* What is required:
Find the word "тренд" in the records below. List each line containing it.

* Source data:
---------------

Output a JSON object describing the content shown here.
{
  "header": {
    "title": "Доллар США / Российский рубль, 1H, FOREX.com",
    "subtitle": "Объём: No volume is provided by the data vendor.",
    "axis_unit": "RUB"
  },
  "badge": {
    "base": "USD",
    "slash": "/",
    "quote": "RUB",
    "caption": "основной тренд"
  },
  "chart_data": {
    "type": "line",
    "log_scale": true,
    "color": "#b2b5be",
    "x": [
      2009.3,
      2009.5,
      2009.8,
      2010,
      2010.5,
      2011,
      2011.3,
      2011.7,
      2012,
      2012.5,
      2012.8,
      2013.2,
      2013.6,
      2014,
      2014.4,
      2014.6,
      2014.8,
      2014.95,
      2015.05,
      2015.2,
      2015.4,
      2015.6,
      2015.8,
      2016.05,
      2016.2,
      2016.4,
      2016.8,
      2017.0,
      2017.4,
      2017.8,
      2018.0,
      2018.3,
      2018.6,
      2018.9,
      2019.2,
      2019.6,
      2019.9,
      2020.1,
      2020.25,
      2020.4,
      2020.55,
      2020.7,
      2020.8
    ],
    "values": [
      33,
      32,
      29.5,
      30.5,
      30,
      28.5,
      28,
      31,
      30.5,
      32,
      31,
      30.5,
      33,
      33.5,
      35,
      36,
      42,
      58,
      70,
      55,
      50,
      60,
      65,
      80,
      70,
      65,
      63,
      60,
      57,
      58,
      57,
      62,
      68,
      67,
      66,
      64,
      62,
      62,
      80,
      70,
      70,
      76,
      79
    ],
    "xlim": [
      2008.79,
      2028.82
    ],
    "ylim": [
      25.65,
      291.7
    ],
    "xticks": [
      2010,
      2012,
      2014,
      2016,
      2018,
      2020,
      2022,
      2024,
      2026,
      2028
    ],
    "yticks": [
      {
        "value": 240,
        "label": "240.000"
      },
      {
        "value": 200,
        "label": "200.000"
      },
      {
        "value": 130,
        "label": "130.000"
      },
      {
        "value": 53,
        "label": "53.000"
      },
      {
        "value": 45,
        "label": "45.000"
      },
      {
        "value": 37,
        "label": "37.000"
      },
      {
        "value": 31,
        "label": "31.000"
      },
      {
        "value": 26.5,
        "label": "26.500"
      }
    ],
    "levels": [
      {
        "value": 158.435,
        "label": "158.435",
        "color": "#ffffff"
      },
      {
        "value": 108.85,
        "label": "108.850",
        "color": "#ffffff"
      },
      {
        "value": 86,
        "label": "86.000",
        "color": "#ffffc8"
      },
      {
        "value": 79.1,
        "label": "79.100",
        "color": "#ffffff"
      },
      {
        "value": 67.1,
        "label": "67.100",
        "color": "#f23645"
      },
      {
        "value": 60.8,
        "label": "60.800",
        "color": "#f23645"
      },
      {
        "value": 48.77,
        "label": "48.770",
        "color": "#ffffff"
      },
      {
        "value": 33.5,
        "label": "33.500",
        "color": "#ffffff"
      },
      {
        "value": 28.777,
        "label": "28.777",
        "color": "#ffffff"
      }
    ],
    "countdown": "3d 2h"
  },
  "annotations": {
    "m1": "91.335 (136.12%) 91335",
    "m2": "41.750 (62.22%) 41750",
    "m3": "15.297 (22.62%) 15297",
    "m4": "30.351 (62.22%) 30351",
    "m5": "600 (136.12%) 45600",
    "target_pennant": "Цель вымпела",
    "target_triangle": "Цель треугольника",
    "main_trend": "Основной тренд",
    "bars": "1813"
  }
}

---------------

* Written reply:
    "caption": "основной тренд"
    "main_trend": "Основной тренд",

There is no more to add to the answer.